** BEGIN **

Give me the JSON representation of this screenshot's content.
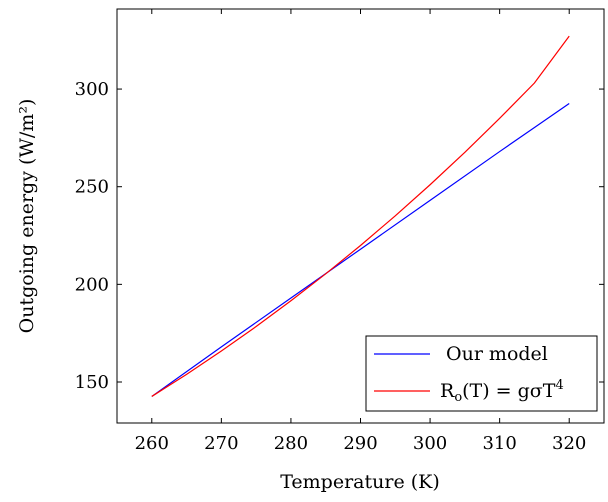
{
  "chart_data": {
    "type": "line",
    "xlabel": "Temperature (K)",
    "ylabel": "Outgoing energy (W/m²)",
    "xlim": [
      255,
      325
    ],
    "ylim": [
      129,
      341
    ],
    "xticks": [
      260,
      270,
      280,
      290,
      300,
      310,
      320
    ],
    "yticks": [
      150,
      200,
      250,
      300
    ],
    "grid": false,
    "legend_position": "bottom-right",
    "series": [
      {
        "name": "Our model",
        "color": "#0000ff",
        "x": [
          260,
          270,
          280,
          290,
          300,
          310,
          320
        ],
        "y": [
          142.6,
          168.0,
          193.0,
          218.0,
          243.0,
          268.0,
          292.6
        ]
      },
      {
        "name": "R_o(T) = gσT⁴",
        "legend_html": "R<tspan font-size=\"13\" dy=\"4\">o</tspan><tspan dy=\"-4\">(T) = gσT</tspan><tspan font-size=\"13\" dy=\"-8\">4</tspan>",
        "color": "#ff0000",
        "x": [
          260,
          265,
          270,
          275,
          280,
          285,
          290,
          295,
          300,
          305,
          310,
          315,
          320
        ],
        "y": [
          142.6,
          153.9,
          165.9,
          178.4,
          191.6,
          205.4,
          219.9,
          235.1,
          251.0,
          267.6,
          285.0,
          303.1,
          327.1
        ]
      }
    ]
  }
}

** END **

Prompt — Without the pictures, return all the records precisely as they stand.

Written answer —
Give me the JSON representation of this screenshot's content.
{
  "chart_data": {
    "type": "line",
    "xlabel": "Temperature (K)",
    "ylabel": "Outgoing energy (W/m²)",
    "xlim": [
      255,
      325
    ],
    "ylim": [
      129,
      341
    ],
    "xticks": [
      260,
      270,
      280,
      290,
      300,
      310,
      320
    ],
    "yticks": [
      150,
      200,
      250,
      300
    ],
    "grid": false,
    "legend_position": "bottom-right",
    "series": [
      {
        "name": "Our model",
        "color": "#0000ff",
        "x": [
          260,
          270,
          280,
          290,
          300,
          310,
          320
        ],
        "y": [
          142.6,
          168.0,
          193.0,
          218.0,
          243.0,
          268.0,
          292.6
        ]
      },
      {
        "name": "R_o(T) = gσT⁴",
        "legend_html": "R<tspan font-size=\"13\" dy=\"4\">o</tspan><tspan dy=\"-4\">(T) = gσT</tspan><tspan font-size=\"13\" dy=\"-8\">4</tspan>",
        "color": "#ff0000",
        "x": [
          260,
          265,
          270,
          275,
          280,
          285,
          290,
          295,
          300,
          305,
          310,
          315,
          320
        ],
        "y": [
          142.6,
          153.9,
          165.9,
          178.4,
          191.6,
          205.4,
          219.9,
          235.1,
          251.0,
          267.6,
          285.0,
          303.1,
          327.1
        ]
      }
    ]
  }
}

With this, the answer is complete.